## begin Excerpted records

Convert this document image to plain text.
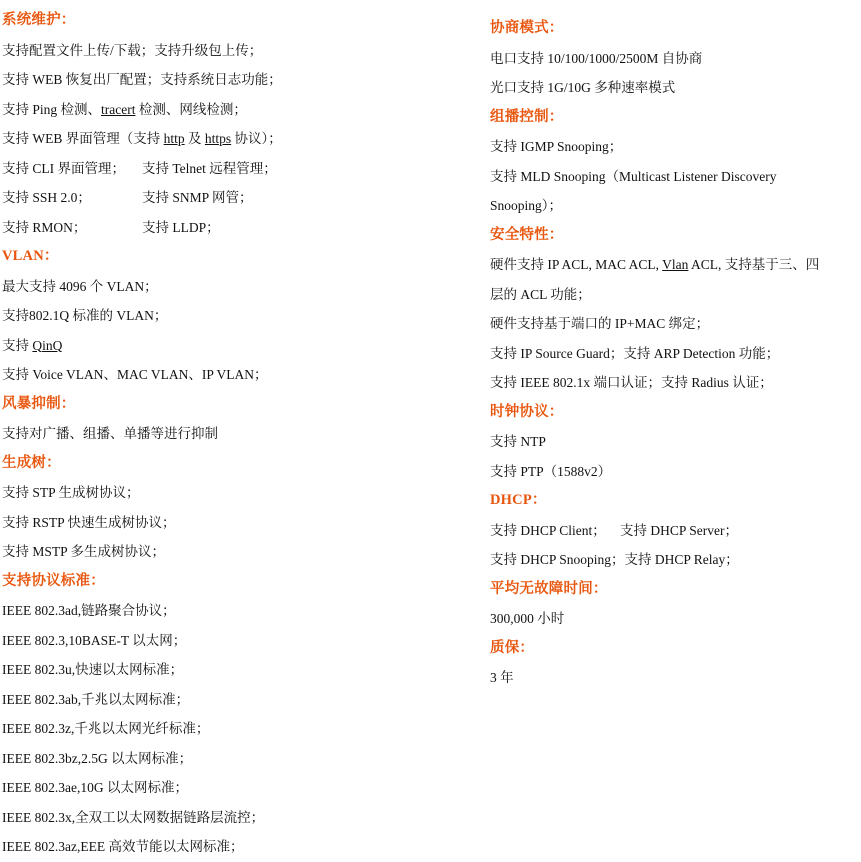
系统维护：
支持配置文件上传/下载；支持升级包上传；
支持 WEB 恢复出厂配置；支持系统日志功能；
支持 Ping 检测、tracert 检测、网线检测；
支持 WEB 界面管理（支持 http 及 https 协议）；
支持 CLI 界面管理； 支持 Telnet 远程管理；
支持 SSH 2.0；	支持 SNMP 网管；
支持 RMON；	支持 LLDP；
VLAN：
最大支持 4096 个 VLAN；
支持802.1Q 标准的 VLAN；
支持 QinQ
支持 Voice VLAN、MAC VLAN、IP VLAN；
风暴抑制：
支持对广播、组播、单播等进行抑制
生成树：
支持 STP 生成树协议；
支持 RSTP 快速生成树协议；
支持 MSTP 多生成树协议；
支持协议标准：
IEEE 802.3ad,链路聚合协议；
IEEE 802.3,10BASE-T 以太网；
IEEE 802.3u,快速以太网标准；
IEEE 802.3ab,千兆以太网标准；
IEEE 802.3z,千兆以太网光纤标准；
IEEE 802.3bz,2.5G 以太网标准；
IEEE 802.3ae,10G 以太网标准；
IEEE 802.3x,全双工以太网数据链路层流控；
IEEE 802.3az,EEE 高效节能以太网标准；
协商模式：
电口支持 10/100/1000/2500M 自协商
光口支持 1G/10G 多种速率模式
组播控制：
支持 IGMP Snooping；
支持 MLD Snooping（Multicast Listener Discovery
Snooping）；
安全特性：
硬件支持 IP ACL, MAC ACL, Vlan ACL, 支持基于三、四
层的 ACL 功能；
硬件支持基于端口的 IP+MAC 绑定；
支持 IP Source Guard；支持 ARP Detection 功能；
支持 IEEE 802.1x 端口认证；支持 Radius 认证；
时钟协议：
支持 NTP
支持 PTP（1588v2）
DHCP：
支持 DHCP Client； 支持 DHCP Server；
支持 DHCP Snooping；支持 DHCP Relay；
平均无故障时间：
300,000 小时
质保：
3 年
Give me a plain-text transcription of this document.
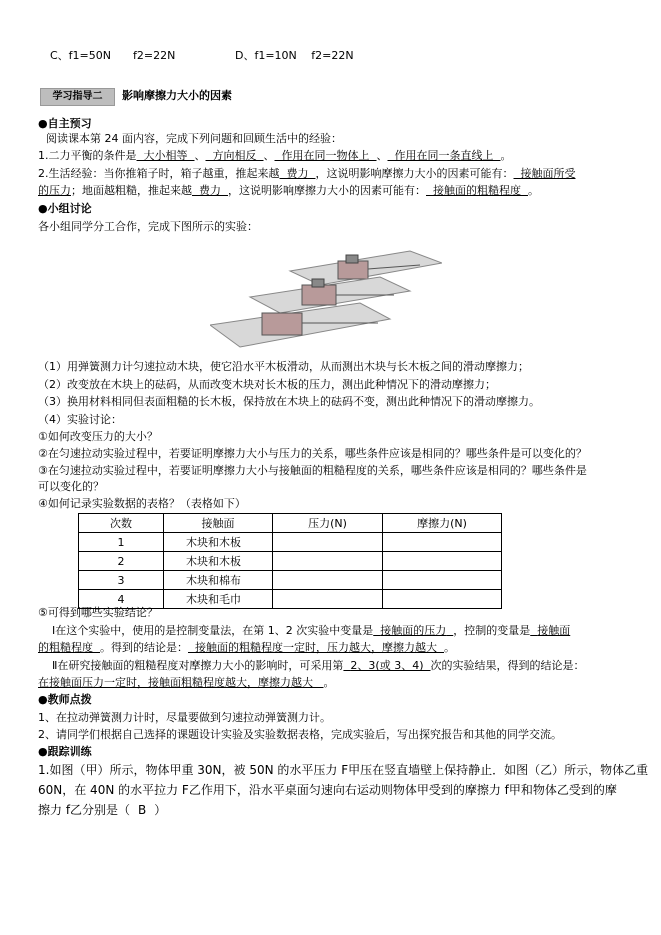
C、f1=50N　　f2=22N	D、f1=10N　 f2=22N
学习指导二	影响摩擦力大小的因素
●自主预习
阅读课本第 24 面内容，完成下列问题和回顾生活中的经验：
1.二力平衡的条件是 大小相等 、 方向相反 、 作用在同一物体上 、 作用在同一条直线上 。
2.生活经验：当你推箱子时，箱子越重，推起来越 费力 ，这说明影响摩擦力大小的因素可能有： 接触面所受
的压力；地面越粗糙，推起来越 费力 ，这说明影响摩擦力大小的因素可能有： 接触面的粗糙程度 。
●小组讨论
各小组同学分工合作，完成下图所示的实验：
（1）用弹簧测力计匀速拉动木块，使它沿水平木板滑动，从而测出木块与长木板之间的滑动摩擦力；
（2）改变放在木块上的砝码，从而改变木块对长木板的压力，测出此种情况下的滑动摩擦力；
（3）换用材料相同但表面粗糙的长木板，保持放在木块上的砝码不变，测出此种情况下的滑动摩擦力。
（4）实验讨论：
①如何改变压力的大小？
②在匀速拉动实验过程中，若要证明摩擦力大小与压力的关系，哪些条件应该是相同的？哪些条件是可以变化的？
③在匀速拉动实验过程中，若要证明摩擦力大小与接触面的粗糙程度的关系，哪些条件应该是相同的？哪些条件是
可以变化的？
④如何记录实验数据的表格？（表格如下）
次数	接触面	压力(N)	摩擦力(N)
1	木块和木板		
2	木块和木板		
3	木块和棉布		
4	木块和毛巾		
⑤可得到哪些实验结论？
Ⅰ在这个实验中，使用的是控制变量法，在第 1、2 次实验中变量是 接触面的压力 ，控制的变量是 接触面
的粗糙程度 。得到的结论是： 接触面的粗糙程度一定时，压力越大，摩擦力越大 。
Ⅱ在研究接触面的粗糙程度对摩擦力大小的影响时，可采用第 2、3(或 3、4) 次的实验结果，得到的结论是：
在接触面压力一定时，接触面粗糙程度越大，摩擦力越大 。
●教师点拨
1、在拉动弹簧测力计时，尽量要做到匀速拉动弹簧测力计。
2、请同学们根据自己选择的课题设计实验及实验数据表格，完成实验后，写出探究报告和其他的同学交流。
●跟踪训练
1.如图（甲）所示，物体甲重 30N，被 50N 的水平压力 F甲压在竖直墙壁上保持静止．如图（乙）所示，物体乙重
60N，在 40N 的水平拉力 F乙作用下，沿水平桌面匀速向右运动则物体甲受到的摩擦力 f甲和物体乙受到的摩
擦力 f乙分别是（ B ）
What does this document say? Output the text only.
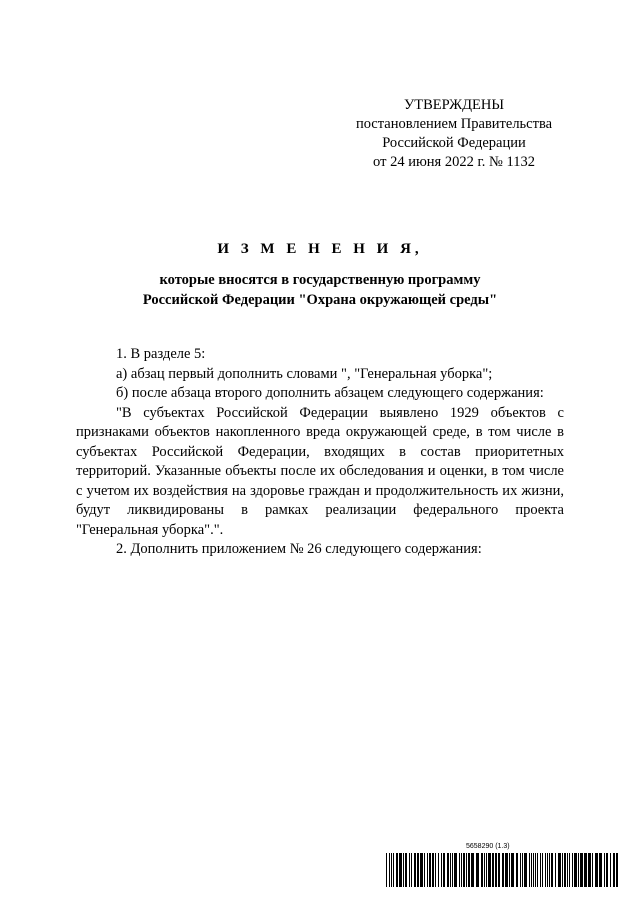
УТВЕРЖДЕНЫ
постановлением Правительства
Российской Федерации
от 24 июня 2022 г. № 1132
И З М Е Н Е Н И Я,
которые вносятся в государственную программу
Российской Федерации "Охрана окружающей среды"

1. В разделе 5:

а) абзац первый дополнить словами ", "Генеральная уборка";

б) после абзаца второго дополнить абзацем следующего содержания:

"В субъектах Российской Федерации выявлено 1929 объектов с признаками объектов накопленного вреда окружающей среде, в том числе в субъектах Российской Федерации, входящих в состав приоритетных территорий. Указанные объекты после их обследования и оценки, в том числе с учетом их воздействия на здоровье граждан и продолжительность их жизни, будут ликвидированы в рамках реализации федерального проекта "Генеральная уборка".".

2. Дополнить приложением № 26 следующего содержания:

5658290 (1.3)
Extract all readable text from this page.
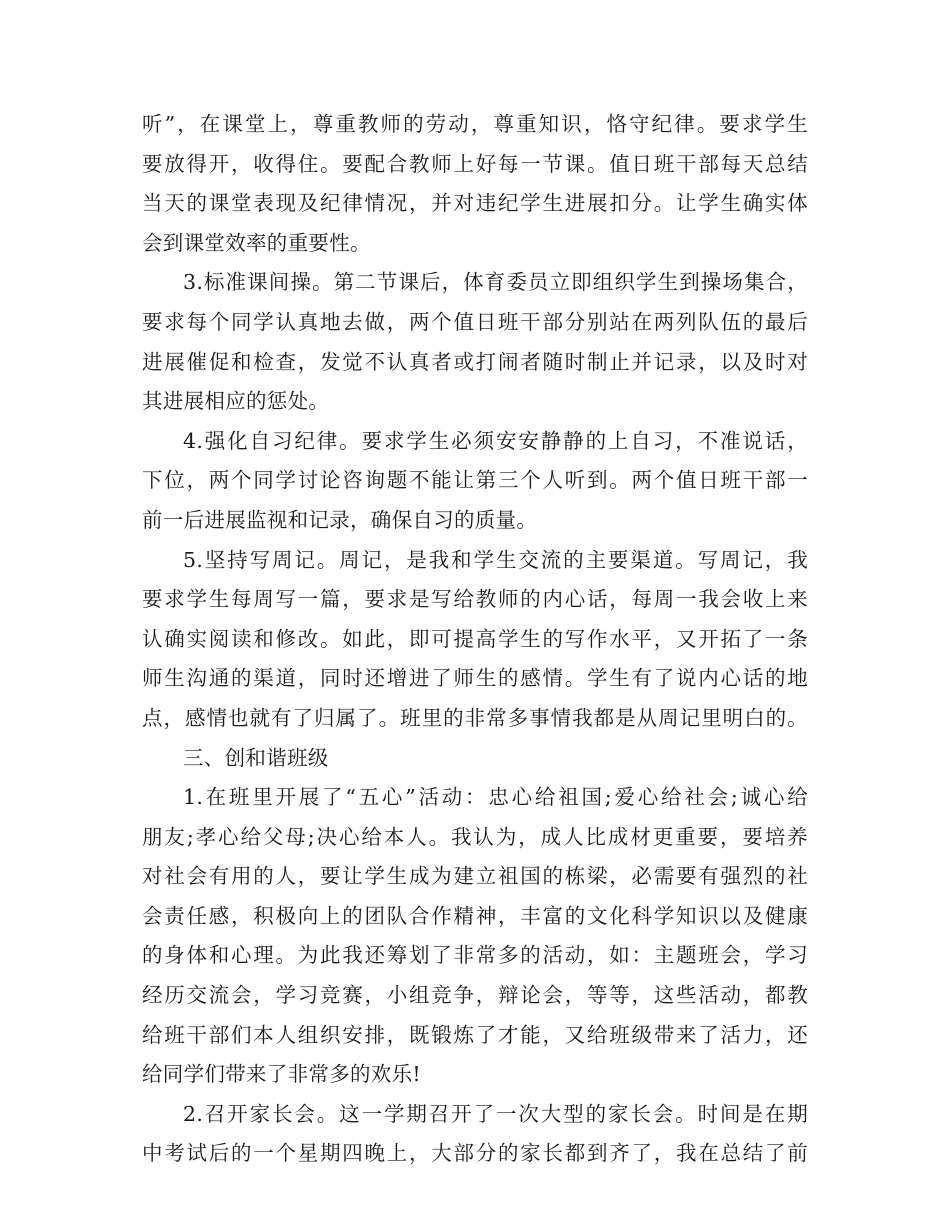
听”，在课堂上，尊重教师的劳动，尊重知识，恪守纪律。要求学生
要放得开，收得住。要配合教师上好每一节课。值日班干部每天总结
当天的课堂表现及纪律情况，并对违纪学生进展扣分。让学生确实体
会到课堂效率的重要性。
3.标准课间操。第二节课后，体育委员立即组织学生到操场集合，
要求每个同学认真地去做，两个值日班干部分别站在两列队伍的最后
进展催促和检查，发觉不认真者或打闹者随时制止并记录，以及时对
其进展相应的惩处。
4.强化自习纪律。要求学生必须安安静静的上自习，不准说话，
下位，两个同学讨论咨询题不能让第三个人听到。两个值日班干部一
前一后进展监视和记录，确保自习的质量。
5.坚持写周记。周记，是我和学生交流的主要渠道。写周记，我
要求学生每周写一篇，要求是写给教师的内心话，每周一我会收上来
认确实阅读和修改。如此，即可提高学生的写作水平，又开拓了一条
师生沟通的渠道，同时还增进了师生的感情。学生有了说内心话的地
点，感情也就有了归属了。班里的非常多事情我都是从周记里明白的。
三、创和谐班级
1.在班里开展了“五心”活动：忠心给祖国;爱心给社会;诚心给
朋友;孝心给父母;决心给本人。我认为，成人比成材更重要，要培养
对社会有用的人，要让学生成为建立祖国的栋梁，必需要有强烈的社
会责任感，积极向上的团队合作精神，丰富的文化科学知识以及健康
的身体和心理。为此我还筹划了非常多的活动，如：主题班会，学习
经历交流会，学习竞赛，小组竞争，辩论会，等等，这些活动，都教
给班干部们本人组织安排，既锻炼了才能，又给班级带来了活力，还
给同学们带来了非常多的欢乐!
2.召开家长会。这一学期召开了一次大型的家长会。时间是在期
中考试后的一个星期四晚上，大部分的家长都到齐了，我在总结了前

## end Excerpted records

### Exercise requirements
Replicate the material above verbatim; images stay out of the copy.

### Result of this task
Convert this document image to plain text.
系统维护：
支持配置文件上传/下载；支持升级包上传；
支持 WEB 恢复出厂配置；支持系统日志功能；
支持 Ping 检测、tracert 检测、网线检测；
支持 WEB 界面管理（支持 http 及 https 协议）；
支持 CLI 界面管理； 支持 Telnet 远程管理；
支持 SSH 2.0；	支持 SNMP 网管；
支持 RMON；	支持 LLDP；
VLAN：
最大支持 4096 个 VLAN；
支持802.1Q 标准的 VLAN；
支持 QinQ
支持 Voice VLAN、MAC VLAN、IP VLAN；
风暴抑制：
支持对广播、组播、单播等进行抑制
生成树：
支持 STP 生成树协议；
支持 RSTP 快速生成树协议；
支持 MSTP 多生成树协议；
支持协议标准：
IEEE 802.3ad,链路聚合协议；
IEEE 802.3,10BASE-T 以太网；
IEEE 802.3u,快速以太网标准；
IEEE 802.3ab,千兆以太网标准；
IEEE 802.3z,千兆以太网光纤标准；
IEEE 802.3bz,2.5G 以太网标准；
IEEE 802.3ae,10G 以太网标准；
IEEE 802.3x,全双工以太网数据链路层流控；
IEEE 802.3az,EEE 高效节能以太网标准；
协商模式：
电口支持 10/100/1000/2500M 自协商
光口支持 1G/10G 多种速率模式
组播控制：
支持 IGMP Snooping；
支持 MLD Snooping（Multicast Listener Discovery
Snooping）；
安全特性：
硬件支持 IP ACL, MAC ACL, Vlan ACL, 支持基于三、四
层的 ACL 功能；
硬件支持基于端口的 IP+MAC 绑定；
支持 IP Source Guard；支持 ARP Detection 功能；
支持 IEEE 802.1x 端口认证；支持 Radius 认证；
时钟协议：
支持 NTP
支持 PTP（1588v2）
DHCP：
支持 DHCP Client； 支持 DHCP Server；
支持 DHCP Snooping；支持 DHCP Relay；
平均无故障时间：
300,000 小时
质保：
3 年
Give me a plain-text transcription of this document.
C、f1=50N　　f2=22N	D、f1=10N　 f2=22N
学习指导二	影响摩擦力大小的因素
●自主预习
阅读课本第 24 面内容，完成下列问题和回顾生活中的经验：
1.二力平衡的条件是 大小相等 、 方向相反 、 作用在同一物体上 、 作用在同一条直线上 。
2.生活经验：当你推箱子时，箱子越重，推起来越 费力 ，这说明影响摩擦力大小的因素可能有： 接触面所受
的压力；地面越粗糙，推起来越 费力 ，这说明影响摩擦力大小的因素可能有： 接触面的粗糙程度 。
●小组讨论
各小组同学分工合作，完成下图所示的实验：
（1）用弹簧测力计匀速拉动木块，使它沿水平木板滑动，从而测出木块与长木板之间的滑动摩擦力；
（2）改变放在木块上的砝码，从而改变木块对长木板的压力，测出此种情况下的滑动摩擦力；
（3）换用材料相同但表面粗糙的长木板，保持放在木块上的砝码不变，测出此种情况下的滑动摩擦力。
（4）实验讨论：
①如何改变压力的大小？
②在匀速拉动实验过程中，若要证明摩擦力大小与压力的关系，哪些条件应该是相同的？哪些条件是可以变化的？
③在匀速拉动实验过程中，若要证明摩擦力大小与接触面的粗糙程度的关系，哪些条件应该是相同的？哪些条件是
可以变化的？
④如何记录实验数据的表格？（表格如下）
次数	接触面	压力(N)	摩擦力(N)
1	木块和木板		
2	木块和木板		
3	木块和棉布		
4	木块和毛巾		
⑤可得到哪些实验结论？
Ⅰ在这个实验中，使用的是控制变量法，在第 1、2 次实验中变量是 接触面的压力 ，控制的变量是 接触面
的粗糙程度 。得到的结论是： 接触面的粗糙程度一定时，压力越大，摩擦力越大 。
Ⅱ在研究接触面的粗糙程度对摩擦力大小的影响时，可采用第 2、3(或 3、4) 次的实验结果，得到的结论是：
在接触面压力一定时，接触面粗糙程度越大，摩擦力越大 。
●教师点拨
1、在拉动弹簧测力计时，尽量要做到匀速拉动弹簧测力计。
2、请同学们根据自己选择的课题设计实验及实验数据表格，完成实验后，写出探究报告和其他的同学交流。
●跟踪训练
1.如图（甲）所示，物体甲重 30N，被 50N 的水平压力 F甲压在竖直墙壁上保持静止．如图（乙）所示，物体乙重
60N，在 40N 的水平拉力 F乙作用下，沿水平桌面匀速向右运动则物体甲受到的摩擦力 f甲和物体乙受到的摩
擦力 f乙分别是（ B ）
What does this document say? Output the text only.
УТВЕРЖДЕНЫ
постановлением Правительства
Российской Федерации
от 24 июня 2022 г. № 1132
И З М Е Н Е Н И Я,
которые вносятся в государственную программу
Российской Федерации "Охрана окружающей среды"

1. В разделе 5:

а) абзац первый дополнить словами ", "Генеральная уборка";

б) после абзаца второго дополнить абзацем следующего содержания:

"В субъектах Российской Федерации выявлено 1929 объектов с признаками объектов накопленного вреда окружающей среде, в том числе в субъектах Российской Федерации, входящих в состав приоритетных территорий. Указанные объекты после их обследования и оценки, в том числе с учетом их воздействия на здоровье граждан и продолжительность их жизни, будут ликвидированы в рамках реализации федерального проекта "Генеральная уборка".".

2. Дополнить приложением № 26 следующего содержания:

5658290 (1.3)
Extract all readable text from this page.
听”，在课堂上，尊重教师的劳动，尊重知识，恪守纪律。要求学生
要放得开，收得住。要配合教师上好每一节课。值日班干部每天总结
当天的课堂表现及纪律情况，并对违纪学生进展扣分。让学生确实体
会到课堂效率的重要性。
3.标准课间操。第二节课后，体育委员立即组织学生到操场集合，
要求每个同学认真地去做，两个值日班干部分别站在两列队伍的最后
进展催促和检查，发觉不认真者或打闹者随时制止并记录，以及时对
其进展相应的惩处。
4.强化自习纪律。要求学生必须安安静静的上自习，不准说话，
下位，两个同学讨论咨询题不能让第三个人听到。两个值日班干部一
前一后进展监视和记录，确保自习的质量。
5.坚持写周记。周记，是我和学生交流的主要渠道。写周记，我
要求学生每周写一篇，要求是写给教师的内心话，每周一我会收上来
认确实阅读和修改。如此，即可提高学生的写作水平，又开拓了一条
师生沟通的渠道，同时还增进了师生的感情。学生有了说内心话的地
点，感情也就有了归属了。班里的非常多事情我都是从周记里明白的。
三、创和谐班级
1.在班里开展了“五心”活动：忠心给祖国;爱心给社会;诚心给
朋友;孝心给父母;决心给本人。我认为，成人比成材更重要，要培养
对社会有用的人，要让学生成为建立祖国的栋梁，必需要有强烈的社
会责任感，积极向上的团队合作精神，丰富的文化科学知识以及健康
的身体和心理。为此我还筹划了非常多的活动，如：主题班会，学习
经历交流会，学习竞赛，小组竞争，辩论会，等等，这些活动，都教
给班干部们本人组织安排，既锻炼了才能，又给班级带来了活力，还
给同学们带来了非常多的欢乐!
2.召开家长会。这一学期召开了一次大型的家长会。时间是在期
中考试后的一个星期四晚上，大部分的家长都到齐了，我在总结了前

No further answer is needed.